(EXERCISE PROMPT): Each entry below is to be given again word for word, with no pictures.

(DATA SUPPLIED):

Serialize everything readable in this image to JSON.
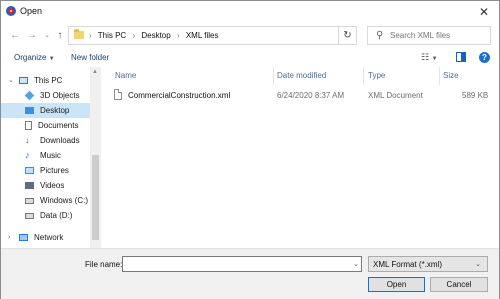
{
  "window": {
    "title": "Open"
  },
  "address": {
    "crumbs": [
      "This PC",
      "Desktop",
      "XML files"
    ]
  },
  "search": {
    "placeholder": "Search XML files"
  },
  "toolbar": {
    "organize_label": "Organize",
    "new_folder_label": "New folder"
  },
  "sidebar": {
    "items": [
      {
        "label": "This PC",
        "icon": "computer-icon"
      },
      {
        "label": "3D Objects",
        "icon": "cube-icon"
      },
      {
        "label": "Desktop",
        "icon": "desktop-icon",
        "selected": true
      },
      {
        "label": "Documents",
        "icon": "documents-icon"
      },
      {
        "label": "Downloads",
        "icon": "download-arrow-icon"
      },
      {
        "label": "Music",
        "icon": "music-note-icon"
      },
      {
        "label": "Pictures",
        "icon": "pictures-icon"
      },
      {
        "label": "Videos",
        "icon": "video-icon"
      },
      {
        "label": "Windows (C:)",
        "icon": "drive-icon"
      },
      {
        "label": "Data (D:)",
        "icon": "drive-icon"
      },
      {
        "label": "Network",
        "icon": "network-icon"
      }
    ]
  },
  "filelist": {
    "columns": {
      "name": "Name",
      "date": "Date modified",
      "type": "Type",
      "size": "Size"
    },
    "rows": [
      {
        "name": "CommercialConstruction.xml",
        "date": "6/24/2020 8:37 AM",
        "type": "XML Document",
        "size": "589 KB"
      }
    ]
  },
  "bottom": {
    "filename_label": "File name:",
    "filename_value": "",
    "filetype_value": "XML Format (*.xml)",
    "open_label": "Open",
    "cancel_label": "Cancel"
  },
  "colors": {
    "selection": "#cce4f7",
    "accent": "#0078d7",
    "link": "#1a3e73"
  }
}
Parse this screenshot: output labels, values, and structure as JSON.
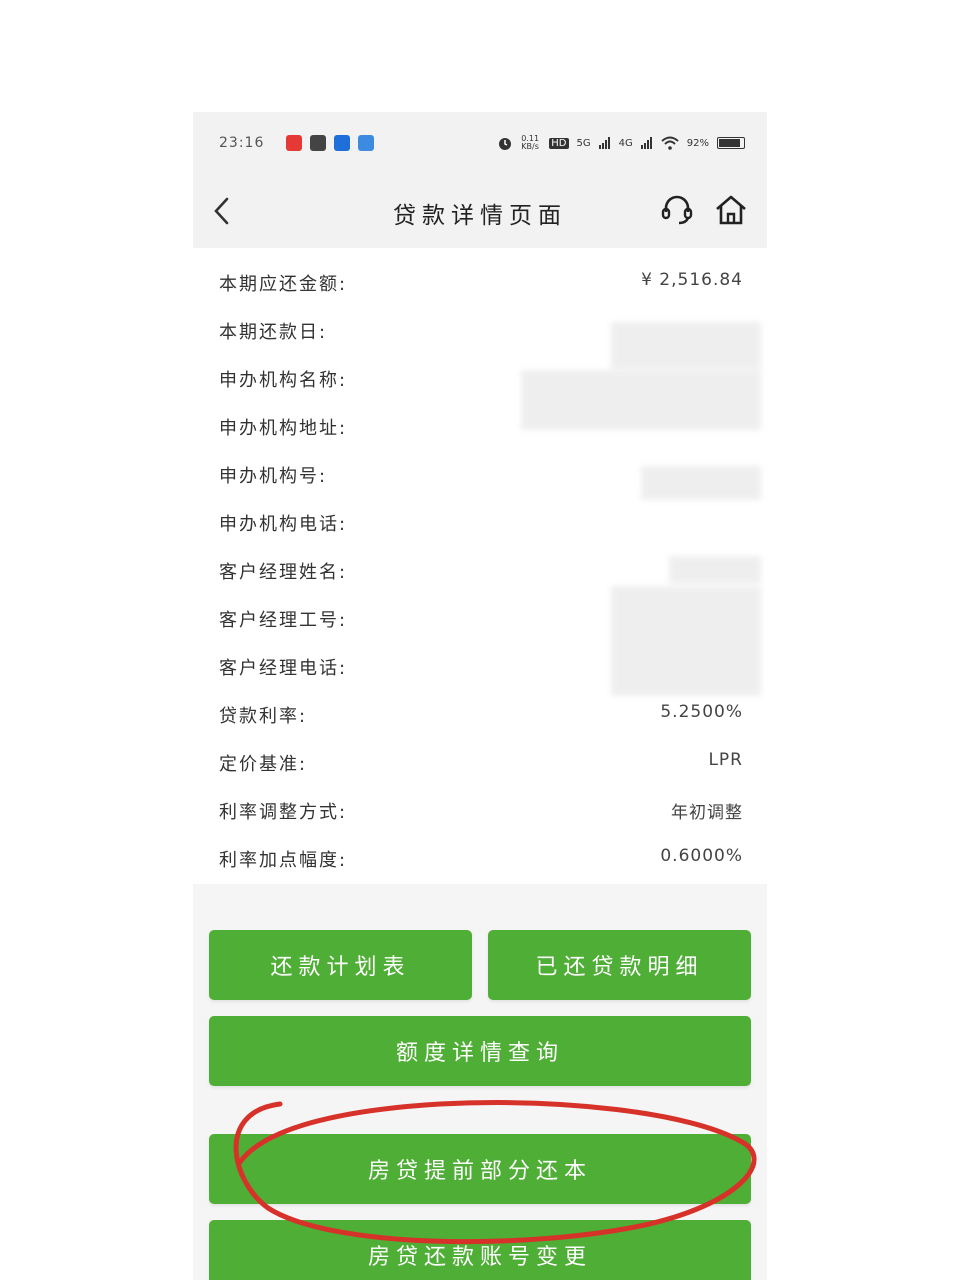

(RESPONSE TO THIS EXERCISE):
Serialize everything readable in this image to JSON.
{
  "window": {
    "title": "Open"
  },
  "address": {
    "crumbs": [
      "This PC",
      "Desktop",
      "XML files"
    ]
  },
  "search": {
    "placeholder": "Search XML files"
  },
  "toolbar": {
    "organize_label": "Organize",
    "new_folder_label": "New folder"
  },
  "sidebar": {
    "items": [
      {
        "label": "This PC",
        "icon": "computer-icon"
      },
      {
        "label": "3D Objects",
        "icon": "cube-icon"
      },
      {
        "label": "Desktop",
        "icon": "desktop-icon",
        "selected": true
      },
      {
        "label": "Documents",
        "icon": "documents-icon"
      },
      {
        "label": "Downloads",
        "icon": "download-arrow-icon"
      },
      {
        "label": "Music",
        "icon": "music-note-icon"
      },
      {
        "label": "Pictures",
        "icon": "pictures-icon"
      },
      {
        "label": "Videos",
        "icon": "video-icon"
      },
      {
        "label": "Windows (C:)",
        "icon": "drive-icon"
      },
      {
        "label": "Data (D:)",
        "icon": "drive-icon"
      },
      {
        "label": "Network",
        "icon": "network-icon"
      }
    ]
  },
  "filelist": {
    "columns": {
      "name": "Name",
      "date": "Date modified",
      "type": "Type",
      "size": "Size"
    },
    "rows": [
      {
        "name": "CommercialConstruction.xml",
        "date": "6/24/2020 8:37 AM",
        "type": "XML Document",
        "size": "589 KB"
      }
    ]
  },
  "bottom": {
    "filename_label": "File name:",
    "filename_value": "",
    "filetype_value": "XML Format (*.xml)",
    "open_label": "Open",
    "cancel_label": "Cancel"
  },
  "colors": {
    "selection": "#cce4f7",
    "accent": "#0078d7",
    "link": "#1a3e73"
  }
}
Parse this screenshot: output labels, values, and structure as JSON.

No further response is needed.